Task objective: Arrange every line of the entries below as a Markdown table with the columns "Row" and "Line", numbering the rows in order and leaving out blank lines.

Provided records:

┄┄┄┄┄┄┄┄┄┄

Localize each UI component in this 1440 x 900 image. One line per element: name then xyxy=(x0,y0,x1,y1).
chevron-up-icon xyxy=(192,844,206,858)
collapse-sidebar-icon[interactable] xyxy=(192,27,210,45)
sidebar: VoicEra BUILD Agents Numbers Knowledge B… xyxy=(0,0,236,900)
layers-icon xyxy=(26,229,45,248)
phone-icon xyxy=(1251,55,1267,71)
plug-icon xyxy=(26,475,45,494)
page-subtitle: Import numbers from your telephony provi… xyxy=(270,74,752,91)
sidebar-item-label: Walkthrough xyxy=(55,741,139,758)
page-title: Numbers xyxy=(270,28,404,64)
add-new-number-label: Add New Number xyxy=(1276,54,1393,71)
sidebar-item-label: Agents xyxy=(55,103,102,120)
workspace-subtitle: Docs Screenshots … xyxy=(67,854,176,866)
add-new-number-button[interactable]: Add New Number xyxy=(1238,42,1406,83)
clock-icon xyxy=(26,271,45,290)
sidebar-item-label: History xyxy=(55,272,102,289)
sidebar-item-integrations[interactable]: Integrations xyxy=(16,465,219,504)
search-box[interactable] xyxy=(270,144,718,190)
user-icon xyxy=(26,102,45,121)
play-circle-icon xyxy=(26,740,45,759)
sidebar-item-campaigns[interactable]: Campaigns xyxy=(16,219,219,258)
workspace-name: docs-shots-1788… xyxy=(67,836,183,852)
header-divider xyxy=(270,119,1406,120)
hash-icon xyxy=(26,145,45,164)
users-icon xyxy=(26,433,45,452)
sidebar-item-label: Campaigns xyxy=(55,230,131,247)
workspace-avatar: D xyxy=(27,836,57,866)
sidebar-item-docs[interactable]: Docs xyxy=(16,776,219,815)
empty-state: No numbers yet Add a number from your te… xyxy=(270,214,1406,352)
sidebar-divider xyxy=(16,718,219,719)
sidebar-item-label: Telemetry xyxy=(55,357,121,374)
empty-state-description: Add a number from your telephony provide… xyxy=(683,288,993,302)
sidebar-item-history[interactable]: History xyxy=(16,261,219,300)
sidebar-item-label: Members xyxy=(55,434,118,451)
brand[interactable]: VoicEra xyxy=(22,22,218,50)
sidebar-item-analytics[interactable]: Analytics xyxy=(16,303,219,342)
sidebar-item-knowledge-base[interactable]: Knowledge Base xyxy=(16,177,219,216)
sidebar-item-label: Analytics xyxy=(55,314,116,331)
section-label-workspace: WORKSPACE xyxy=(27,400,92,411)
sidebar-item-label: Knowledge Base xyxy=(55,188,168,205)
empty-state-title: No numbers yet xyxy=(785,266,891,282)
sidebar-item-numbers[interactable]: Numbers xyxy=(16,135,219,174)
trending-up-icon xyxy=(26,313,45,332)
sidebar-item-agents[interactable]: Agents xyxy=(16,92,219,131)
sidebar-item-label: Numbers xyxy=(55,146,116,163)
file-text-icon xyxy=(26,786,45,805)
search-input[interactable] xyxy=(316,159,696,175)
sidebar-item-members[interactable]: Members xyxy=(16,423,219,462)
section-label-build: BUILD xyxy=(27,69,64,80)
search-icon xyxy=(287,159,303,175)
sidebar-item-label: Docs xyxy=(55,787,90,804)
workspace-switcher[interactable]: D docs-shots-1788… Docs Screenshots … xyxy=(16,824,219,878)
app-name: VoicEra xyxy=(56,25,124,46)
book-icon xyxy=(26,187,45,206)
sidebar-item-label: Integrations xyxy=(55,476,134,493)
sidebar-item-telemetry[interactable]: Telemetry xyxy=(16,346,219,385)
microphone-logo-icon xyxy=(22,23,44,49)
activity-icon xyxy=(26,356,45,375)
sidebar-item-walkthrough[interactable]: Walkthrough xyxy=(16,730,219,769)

┄┄┄┄┄┄┄┄┄┄

Complete output:
| Row | Line |
|---|---|
| 1 | Localize each UI component in this 1440 x 900 image. One line per element: name then xyxy=(x0,y0,x1,y1). |
| 2 | chevron-up-icon xyxy=(192,844,206,858) |
| 3 | collapse-sidebar-icon[interactable] xyxy=(192,27,210,45) |
| 4 | sidebar: VoicEra BUILD Agents Numbers Knowledge B… xyxy=(0,0,236,900) |
| 5 | layers-icon xyxy=(26,229,45,248) |
| 6 | phone-icon xyxy=(1251,55,1267,71) |
| 7 | plug-icon xyxy=(26,475,45,494) |
| 8 | page-subtitle: Import numbers from your telephony provi… xyxy=(270,74,752,91) |
| 9 | sidebar-item-label: Walkthrough xyxy=(55,741,139,758) |
| 10 | page-title: Numbers xyxy=(270,28,404,64) |
| 11 | add-new-number-label: Add New Number xyxy=(1276,54,1393,71) |
| 12 | sidebar-item-label: Agents xyxy=(55,103,102,120) |
| 13 | workspace-subtitle: Docs Screenshots … xyxy=(67,854,176,866) |
| 14 | add-new-number-button[interactable]: Add New Number xyxy=(1238,42,1406,83) |
| 15 | clock-icon xyxy=(26,271,45,290) |
| 16 | sidebar-item-label: History xyxy=(55,272,102,289) |
| 17 | sidebar-item-integrations[interactable]: Integrations xyxy=(16,465,219,504) |
| 18 | search-box[interactable] xyxy=(270,144,718,190) |
| 19 | user-icon xyxy=(26,102,45,121) |
| 20 | play-circle-icon xyxy=(26,740,45,759) |
| 21 | sidebar-item-campaigns[interactable]: Campaigns xyxy=(16,219,219,258) |
| 22 | workspace-name: docs-shots-1788… xyxy=(67,836,183,852) |
| 23 | header-divider xyxy=(270,119,1406,120) |
| 24 | hash-icon xyxy=(26,145,45,164) |
| 25 | users-icon xyxy=(26,433,45,452) |
| 26 | sidebar-item-label: Campaigns xyxy=(55,230,131,247) |
| 27 | workspace-avatar: D xyxy=(27,836,57,866) |
| 28 | sidebar-item-docs[interactable]: Docs xyxy=(16,776,219,815) |
| 29 | empty-state: No numbers yet Add a number from your te… xyxy=(270,214,1406,352) |
| 30 | sidebar-divider xyxy=(16,718,219,719) |
| 31 | sidebar-item-label: Telemetry xyxy=(55,357,121,374) |
| 32 | empty-state-description: Add a number from your telephony provide… xyxy=(683,288,993,302) |
| 33 | sidebar-item-history[interactable]: History xyxy=(16,261,219,300) |
| 34 | sidebar-item-label: Members xyxy=(55,434,118,451) |
| 35 | brand[interactable]: VoicEra xyxy=(22,22,218,50) |
| 36 | sidebar-item-analytics[interactable]: Analytics xyxy=(16,303,219,342) |
| 37 | sidebar-item-knowledge-base[interactable]: Knowledge Base xyxy=(16,177,219,216) |
| 38 | sidebar-item-label: Analytics xyxy=(55,314,116,331) |
| 39 | section-label-workspace: WORKSPACE xyxy=(27,400,92,411) |
| 40 | sidebar-item-label: Knowledge Base xyxy=(55,188,168,205) |
| 41 | empty-state-title: No numbers yet xyxy=(785,266,891,282) |
| 42 | sidebar-item-numbers[interactable]: Numbers xyxy=(16,135,219,174) |
| 43 | trending-up-icon xyxy=(26,313,45,332) |
| 44 | sidebar-item-agents[interactable]: Agents xyxy=(16,92,219,131) |
| 45 | sidebar-item-label: Numbers xyxy=(55,146,116,163) |
| 46 | file-text-icon xyxy=(26,786,45,805) |
| 47 | search-input[interactable] xyxy=(316,159,696,175) |
| 48 | sidebar-item-members[interactable]: Members xyxy=(16,423,219,462) |
| 49 | section-label-build: BUILD xyxy=(27,69,64,80) |
| 50 | search-icon xyxy=(287,159,303,175) |
| 51 | sidebar-item-label: Docs xyxy=(55,787,90,804) |
| 52 | workspace-switcher[interactable]: D docs-shots-1788… Docs Screenshots … xyxy=(16,824,219,878) |
| 53 | app-name: VoicEra xyxy=(56,25,124,46) |
| 54 | book-icon xyxy=(26,187,45,206) |
| 55 | sidebar-item-label: Integrations xyxy=(55,476,134,493) |
| 56 | sidebar-item-telemetry[interactable]: Telemetry xyxy=(16,346,219,385) |
| 57 | microphone-logo-icon xyxy=(22,23,44,49) |
| 58 | activity-icon xyxy=(26,356,45,375) |
| 59 | sidebar-item-walkthrough[interactable]: Walkthrough xyxy=(16,730,219,769) |